── Data entries

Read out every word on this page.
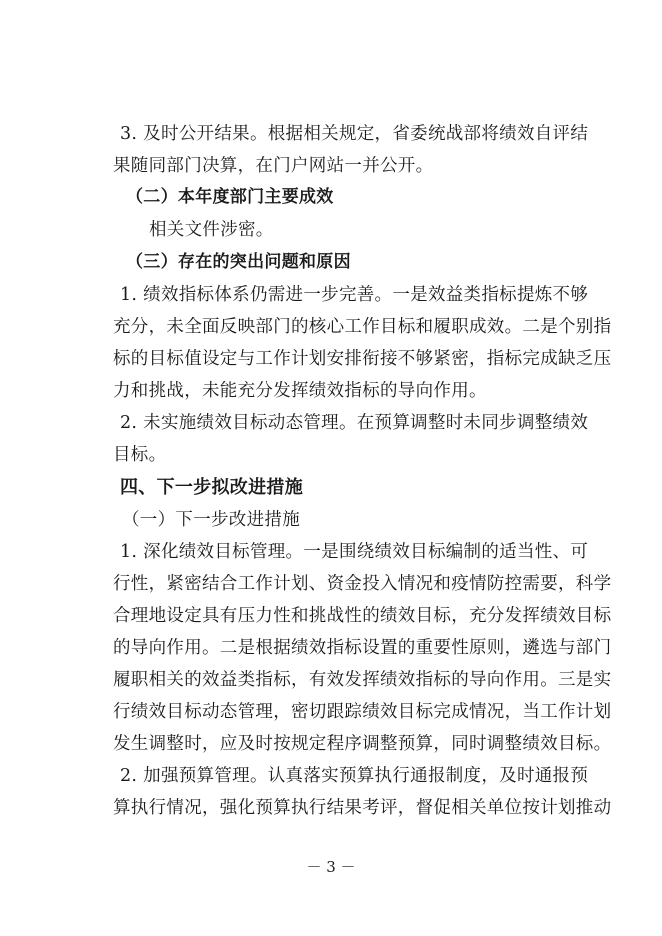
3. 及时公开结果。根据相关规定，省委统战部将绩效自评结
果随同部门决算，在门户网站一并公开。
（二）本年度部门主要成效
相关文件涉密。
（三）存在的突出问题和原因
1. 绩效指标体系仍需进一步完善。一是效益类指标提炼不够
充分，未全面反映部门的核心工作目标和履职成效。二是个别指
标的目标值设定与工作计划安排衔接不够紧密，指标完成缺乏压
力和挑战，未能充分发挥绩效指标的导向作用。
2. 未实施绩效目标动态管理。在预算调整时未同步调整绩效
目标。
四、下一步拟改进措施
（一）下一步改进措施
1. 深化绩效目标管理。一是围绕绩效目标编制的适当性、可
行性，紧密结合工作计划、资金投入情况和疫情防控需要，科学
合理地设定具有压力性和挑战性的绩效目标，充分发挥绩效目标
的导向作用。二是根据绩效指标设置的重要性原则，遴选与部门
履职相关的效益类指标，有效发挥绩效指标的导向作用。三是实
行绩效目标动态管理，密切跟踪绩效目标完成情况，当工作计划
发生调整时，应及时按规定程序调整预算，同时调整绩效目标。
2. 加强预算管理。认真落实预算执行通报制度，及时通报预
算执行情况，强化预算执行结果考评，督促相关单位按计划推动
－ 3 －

────
── Data entries

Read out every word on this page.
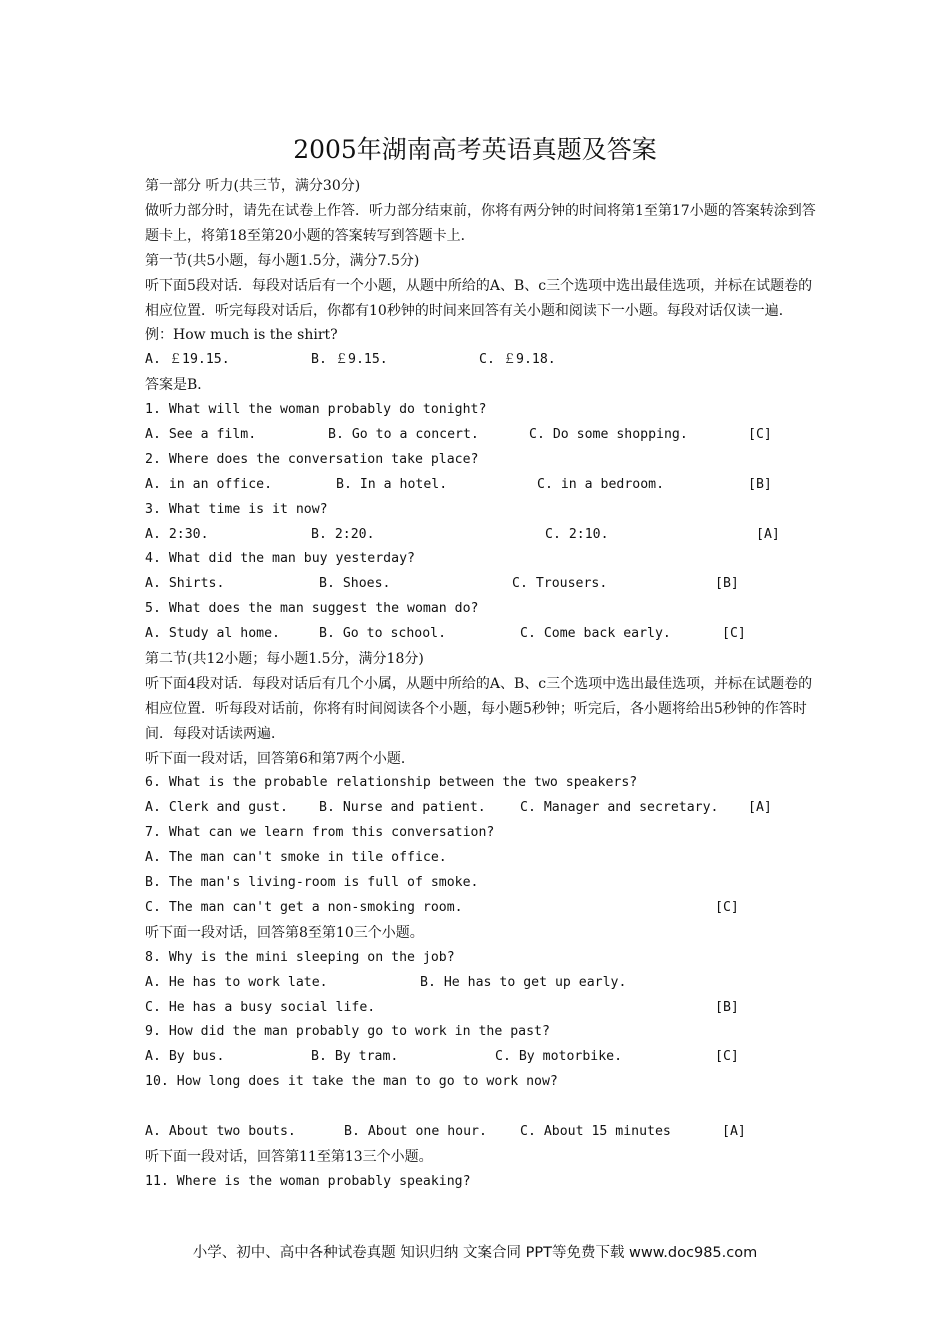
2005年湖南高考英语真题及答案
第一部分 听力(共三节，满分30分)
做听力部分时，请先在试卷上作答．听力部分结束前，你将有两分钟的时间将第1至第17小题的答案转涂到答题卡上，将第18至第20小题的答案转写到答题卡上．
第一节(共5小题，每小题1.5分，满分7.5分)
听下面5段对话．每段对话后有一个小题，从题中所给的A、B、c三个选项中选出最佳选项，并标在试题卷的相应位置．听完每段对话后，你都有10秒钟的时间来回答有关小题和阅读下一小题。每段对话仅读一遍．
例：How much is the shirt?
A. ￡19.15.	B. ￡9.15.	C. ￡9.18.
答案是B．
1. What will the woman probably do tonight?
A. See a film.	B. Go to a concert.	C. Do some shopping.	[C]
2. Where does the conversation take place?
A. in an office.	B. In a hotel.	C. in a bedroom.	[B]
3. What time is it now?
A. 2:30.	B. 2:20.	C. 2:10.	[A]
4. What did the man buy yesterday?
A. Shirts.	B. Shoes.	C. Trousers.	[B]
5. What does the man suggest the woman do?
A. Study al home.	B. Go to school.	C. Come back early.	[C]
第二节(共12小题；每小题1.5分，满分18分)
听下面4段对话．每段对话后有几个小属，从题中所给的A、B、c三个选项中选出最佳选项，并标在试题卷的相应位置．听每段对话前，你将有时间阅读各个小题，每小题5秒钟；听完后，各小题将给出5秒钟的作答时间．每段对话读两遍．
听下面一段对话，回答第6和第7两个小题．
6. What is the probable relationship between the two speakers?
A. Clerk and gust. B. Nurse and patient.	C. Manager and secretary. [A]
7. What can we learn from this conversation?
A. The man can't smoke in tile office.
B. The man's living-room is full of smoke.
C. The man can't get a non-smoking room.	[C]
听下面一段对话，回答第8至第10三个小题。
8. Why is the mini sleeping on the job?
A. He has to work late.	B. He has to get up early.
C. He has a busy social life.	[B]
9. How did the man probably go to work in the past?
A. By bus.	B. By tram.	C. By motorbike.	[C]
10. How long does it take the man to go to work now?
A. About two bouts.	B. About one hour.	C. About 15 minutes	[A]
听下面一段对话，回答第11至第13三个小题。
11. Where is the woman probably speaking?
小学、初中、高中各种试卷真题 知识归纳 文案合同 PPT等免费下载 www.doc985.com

────
── Data entries

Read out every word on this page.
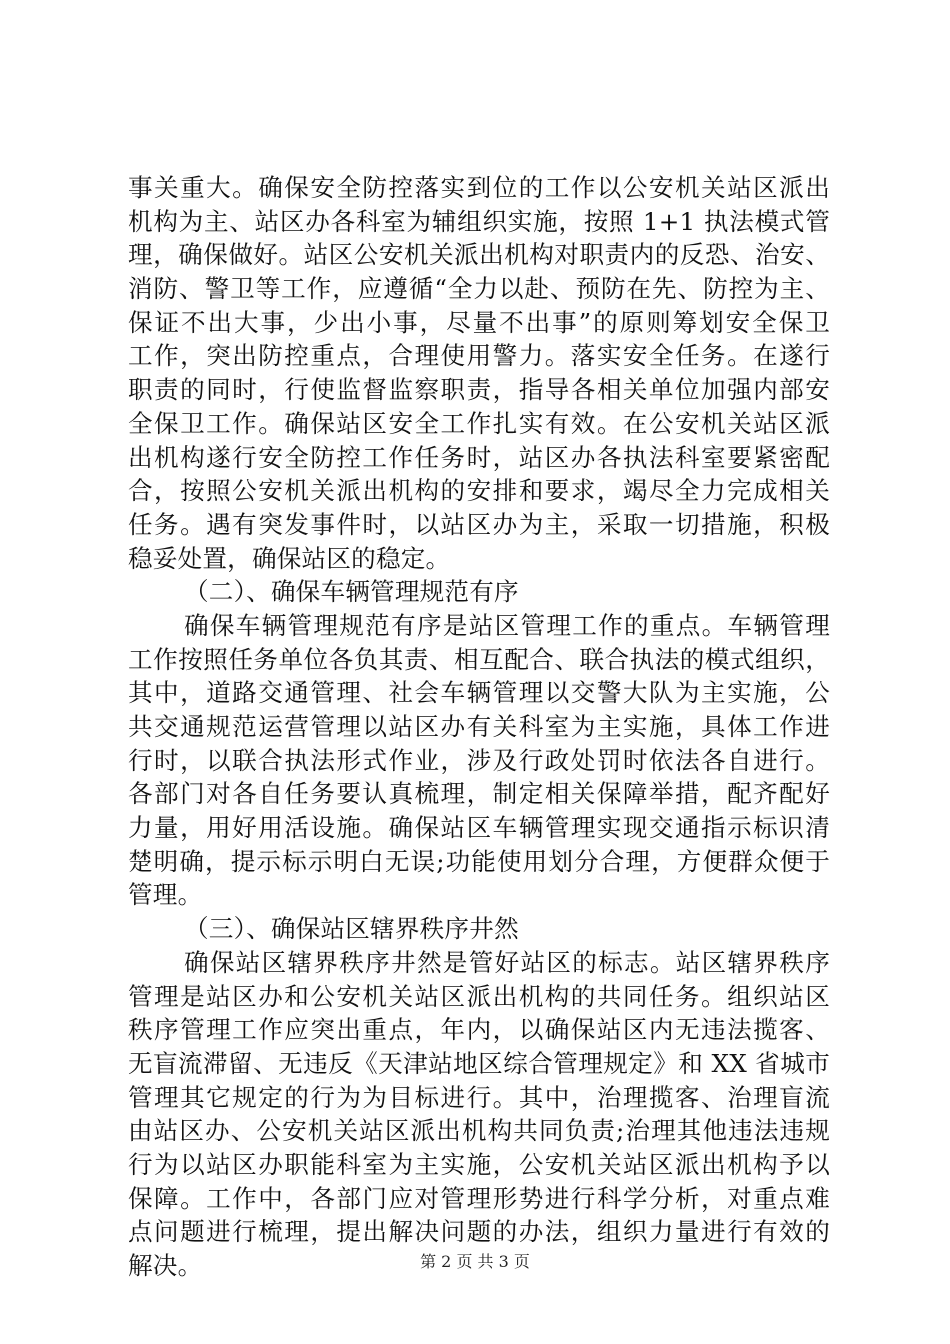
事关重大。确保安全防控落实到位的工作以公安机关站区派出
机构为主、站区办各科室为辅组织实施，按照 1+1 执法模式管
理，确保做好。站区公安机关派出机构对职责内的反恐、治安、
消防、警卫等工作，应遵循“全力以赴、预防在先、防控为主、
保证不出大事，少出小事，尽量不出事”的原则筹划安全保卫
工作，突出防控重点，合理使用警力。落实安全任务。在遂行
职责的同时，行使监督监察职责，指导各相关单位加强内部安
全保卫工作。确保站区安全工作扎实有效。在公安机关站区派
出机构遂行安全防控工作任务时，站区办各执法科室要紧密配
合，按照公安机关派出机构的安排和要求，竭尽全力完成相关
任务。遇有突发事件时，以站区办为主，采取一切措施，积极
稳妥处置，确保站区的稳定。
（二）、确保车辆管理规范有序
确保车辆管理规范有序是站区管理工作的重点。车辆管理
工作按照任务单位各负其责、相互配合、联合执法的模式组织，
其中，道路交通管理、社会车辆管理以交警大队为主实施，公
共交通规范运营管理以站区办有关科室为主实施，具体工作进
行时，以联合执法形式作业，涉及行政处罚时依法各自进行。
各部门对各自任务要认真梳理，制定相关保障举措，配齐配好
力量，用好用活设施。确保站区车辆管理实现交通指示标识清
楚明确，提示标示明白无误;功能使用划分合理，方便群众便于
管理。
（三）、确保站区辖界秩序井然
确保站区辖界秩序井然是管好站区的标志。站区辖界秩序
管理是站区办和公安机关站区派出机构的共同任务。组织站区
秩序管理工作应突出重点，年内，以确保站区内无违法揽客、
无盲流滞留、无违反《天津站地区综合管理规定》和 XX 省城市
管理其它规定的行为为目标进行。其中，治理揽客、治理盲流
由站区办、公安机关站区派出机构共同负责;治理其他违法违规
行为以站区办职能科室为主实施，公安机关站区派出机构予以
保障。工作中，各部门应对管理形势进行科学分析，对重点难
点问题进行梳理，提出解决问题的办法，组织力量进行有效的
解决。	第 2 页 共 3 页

────

▸ Task details
Locate and copy each line in the data above that includes the word "woman".

▸ Solved problem
1. What will the woman probably do tonight?
5. What does the man suggest the woman do?
11. Where is the woman probably speaking?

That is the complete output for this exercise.